Problems and tasks:
A – Copy the passage from the jazz poetry thread exactly, from "On Wednesday, July 29, 2020 at 2:12:03" up to and including "to beatnik poetry...".
B – Answer these questions from the jazz poetry thread:
(i) How many choruses does Jack Kerouac say he takes?
(ii) On what date did Zod write the post?
(iii) What kind of poetry does the last comment say jazz poetry is similar to?

Article:
⁂
On Wednesday, July 29, 2020 at 2:12:03 PM UTC-7, Will Dockery wrote:
> On Wednesday, July 29, 2020 at 12:33:11 PM UTC-4, Michael Pendragon wrote:
> > On Wednesday, July 29, 2020 at 11:02:47 AM UTC-4,
jdcha...@gmail.com wrote:
> > > On Friday, July 24, 2020 at 7:50:04 PM UTC-4, Zod wrote:
> >
> > > >
https://en.wikipedia.org/wiki/Mexico_City_Blues
> > > >
> > > > "I want to be considered a jazz poet, blowing a long blues in an afternoon jam session on Sunday. I take 242 choruses; my ideas vary and sometimes roll from chorus to chorus or from halfway through a chorus to halfway into the next." -Jack Kerouac
> > > >
> > > > >>>>>>>>>>>>>>>>>>>>>>>>>>>>>>>>>>>>>
> >
> > > I would imagine that jazz poetry is quite similar and interrelated to beatnik poetry...
⁂
Provided data:
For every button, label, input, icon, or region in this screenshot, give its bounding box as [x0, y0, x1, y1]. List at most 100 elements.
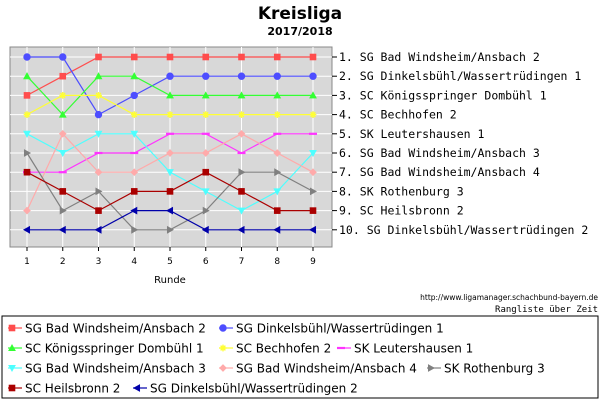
⁂
Solutions:
A –
On Wednesday, July 29, 2020 at 2:12:03 PM UTC-7, Will Dockery wrote:
> On Wednesday, July 29, 2020 at 12:33:11 PM UTC-4, Michael Pendragon wrote:
> > On Wednesday, July 29, 2020 at 11:02:47 AM UTC-4,
jdcha...@gmail.com wrote:
> > > On Friday, July 24, 2020 at 7:50:04 PM UTC-4, Zod wrote:
> >
> > > >
https://en.wikipedia.org/wiki/Mexico_City_Blues
> > > >
> > > > "I want to be considered a jazz poet, blowing a long blues in an afternoon jam session on Sunday. I take 242 choruses; my ideas vary and sometimes roll from chorus to chorus or from halfway through a chorus to halfway into the next." -Jack Kerouac
> > > >
> > > > >>>>>>>>>>>>>>>>>>>>>>>>>>>>>>>>>>>>>
> >
> > > I would imagine that jazz poetry is quite similar and interrelated to beatnik poetry...

B –
(i) 242
(ii) Friday, July 24, 2020
(iii) Beatnik poetry